● **演習課題**
1 > 「下伊良海峡」についての文章を読み、次の(a)〜(c)が文章の内容と合っているかどうかを「はい」か「いいえ」で答えなさい。それぞれ、判断の決め手となる本文の語句をそのまま引用して示すこと。
(a) 砂浜は伊良部島側にある。
(b) 下地島と伊良部島は、狭いところでは数メートルしか離れていない。
(c) 「下伊良海峡」は正式な地名である。
2 > 「下伊良海峡」についての文章のうち、「伊良部島と下地島の間の海。当ブログで勝手に命名した「下伊良海峡」です。」を含む語句で始まり「下伊良海峡」をご覧ください。」で終わる部分を、一字も変えずに書き写しなさい。

____ 引用文

もったいない絶景 「下伊良海峡」2023

 


 この岩は、亀島と呼ばれています。こうして見れば確かにカメっぽい。ワニ岩でもいいかな。

 伊良部島と下地島の間の海。当ブログで勝手に命名した「下伊良海峡」です。




 下地島と伊良部島とは、狭いところでは数メートルしか離れていませんが、その間には海があります。その海、「下伊良海峡」の特に南側は、いつ見ても本当に綺麗です。

 2023年も変わらず美しかった、乗瀬橋(ぬーしばし)からの絶景「下伊良海峡」をご覧ください。



 砂浜は下地島側です。白砂とエメラルドグリーンの海の対比は、うっとりするほどです。潮の満ち干で見え方が違います。



 少し歩くことにはなりますが、橋を渡って対岸の下地島側にも簡単に行けます。以前よりは人が増えましたが、それでも人がいてもパラパラという程度。

________
____ 記録一覧

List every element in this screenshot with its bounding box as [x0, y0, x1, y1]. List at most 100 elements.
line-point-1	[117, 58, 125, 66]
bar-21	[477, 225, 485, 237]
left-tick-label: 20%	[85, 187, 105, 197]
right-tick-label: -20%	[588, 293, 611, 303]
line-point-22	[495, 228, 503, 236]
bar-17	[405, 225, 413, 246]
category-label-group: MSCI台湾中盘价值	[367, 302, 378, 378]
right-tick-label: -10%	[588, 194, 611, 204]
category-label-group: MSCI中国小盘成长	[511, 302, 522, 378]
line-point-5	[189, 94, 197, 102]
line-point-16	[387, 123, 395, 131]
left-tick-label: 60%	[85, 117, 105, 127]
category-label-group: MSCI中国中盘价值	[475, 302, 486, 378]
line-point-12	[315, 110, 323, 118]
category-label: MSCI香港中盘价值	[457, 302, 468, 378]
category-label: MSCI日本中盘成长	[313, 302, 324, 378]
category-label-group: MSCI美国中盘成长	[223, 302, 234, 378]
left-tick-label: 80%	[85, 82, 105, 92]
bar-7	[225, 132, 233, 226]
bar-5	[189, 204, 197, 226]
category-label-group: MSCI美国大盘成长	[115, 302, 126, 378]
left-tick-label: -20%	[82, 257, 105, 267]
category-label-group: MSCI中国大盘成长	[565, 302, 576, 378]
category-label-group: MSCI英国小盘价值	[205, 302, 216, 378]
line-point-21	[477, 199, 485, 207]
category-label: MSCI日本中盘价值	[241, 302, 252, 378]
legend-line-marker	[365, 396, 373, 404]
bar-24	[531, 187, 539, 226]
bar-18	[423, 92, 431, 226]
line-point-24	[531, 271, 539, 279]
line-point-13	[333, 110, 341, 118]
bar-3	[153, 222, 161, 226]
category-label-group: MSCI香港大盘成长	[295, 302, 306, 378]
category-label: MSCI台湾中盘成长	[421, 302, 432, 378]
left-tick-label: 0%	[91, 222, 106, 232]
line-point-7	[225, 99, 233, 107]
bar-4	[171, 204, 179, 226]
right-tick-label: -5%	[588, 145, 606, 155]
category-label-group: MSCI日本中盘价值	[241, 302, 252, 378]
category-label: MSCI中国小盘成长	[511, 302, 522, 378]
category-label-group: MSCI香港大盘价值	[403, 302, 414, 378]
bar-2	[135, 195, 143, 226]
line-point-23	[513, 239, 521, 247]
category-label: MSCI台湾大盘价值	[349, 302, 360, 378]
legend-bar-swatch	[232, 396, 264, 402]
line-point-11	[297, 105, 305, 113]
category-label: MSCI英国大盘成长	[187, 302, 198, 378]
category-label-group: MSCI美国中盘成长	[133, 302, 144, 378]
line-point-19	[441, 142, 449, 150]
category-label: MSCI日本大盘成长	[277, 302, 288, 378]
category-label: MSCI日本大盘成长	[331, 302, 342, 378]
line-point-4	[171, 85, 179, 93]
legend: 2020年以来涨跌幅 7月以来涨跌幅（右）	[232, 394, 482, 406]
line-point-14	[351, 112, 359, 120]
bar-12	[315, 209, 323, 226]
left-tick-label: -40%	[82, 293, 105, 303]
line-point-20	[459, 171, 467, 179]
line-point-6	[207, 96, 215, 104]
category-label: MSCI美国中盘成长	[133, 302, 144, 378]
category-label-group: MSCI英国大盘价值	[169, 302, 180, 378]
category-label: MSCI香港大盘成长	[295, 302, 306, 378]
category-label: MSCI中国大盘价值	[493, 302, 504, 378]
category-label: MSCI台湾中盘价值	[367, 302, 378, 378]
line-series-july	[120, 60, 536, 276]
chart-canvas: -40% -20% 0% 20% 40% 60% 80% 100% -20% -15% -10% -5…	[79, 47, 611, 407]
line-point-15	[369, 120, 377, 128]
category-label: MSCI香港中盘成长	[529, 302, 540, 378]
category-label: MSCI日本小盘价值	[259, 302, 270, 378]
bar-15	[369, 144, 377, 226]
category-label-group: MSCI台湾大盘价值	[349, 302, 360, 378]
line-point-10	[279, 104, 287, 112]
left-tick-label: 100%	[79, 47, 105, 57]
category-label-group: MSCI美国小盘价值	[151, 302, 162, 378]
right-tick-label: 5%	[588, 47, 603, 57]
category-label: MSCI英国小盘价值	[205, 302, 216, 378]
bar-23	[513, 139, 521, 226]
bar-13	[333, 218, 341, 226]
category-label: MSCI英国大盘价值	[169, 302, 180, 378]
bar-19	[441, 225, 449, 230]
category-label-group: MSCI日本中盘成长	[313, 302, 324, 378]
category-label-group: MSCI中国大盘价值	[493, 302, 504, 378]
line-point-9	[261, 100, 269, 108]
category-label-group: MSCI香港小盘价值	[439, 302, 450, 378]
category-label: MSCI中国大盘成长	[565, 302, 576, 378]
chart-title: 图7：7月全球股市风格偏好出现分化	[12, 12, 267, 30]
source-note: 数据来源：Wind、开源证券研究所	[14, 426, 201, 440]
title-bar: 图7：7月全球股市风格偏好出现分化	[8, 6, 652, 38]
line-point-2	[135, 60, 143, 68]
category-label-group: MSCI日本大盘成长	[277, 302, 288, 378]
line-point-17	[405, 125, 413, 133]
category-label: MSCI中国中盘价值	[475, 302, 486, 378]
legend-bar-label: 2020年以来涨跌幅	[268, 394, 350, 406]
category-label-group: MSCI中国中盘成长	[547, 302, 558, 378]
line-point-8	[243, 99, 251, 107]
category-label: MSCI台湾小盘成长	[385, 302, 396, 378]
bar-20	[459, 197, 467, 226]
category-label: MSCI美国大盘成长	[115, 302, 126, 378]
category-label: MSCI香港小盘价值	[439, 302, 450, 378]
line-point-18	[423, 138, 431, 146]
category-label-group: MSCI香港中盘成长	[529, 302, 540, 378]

________

● **解答**
1 >
(a) いいえ 「砂浜は下地島側です。」
(b) はい 「狭いところでは数メートルしか離れていませんが」
(c) いいえ 「当ブログで勝手に命名した」

2 >
伊良部島と下地島の間の海。当ブログで勝手に命名した「下伊良海峡」です。




 下地島と伊良部島とは、狭いところでは数メートルしか離れていませんが、その間には海があります。その海、「下伊良海峡」の特に南側は、いつ見ても本当に綺麗です。

 2023年も変わらず美しかった、乗瀬橋(ぬーしばし)からの絶景「下伊良海峡」をご覧ください。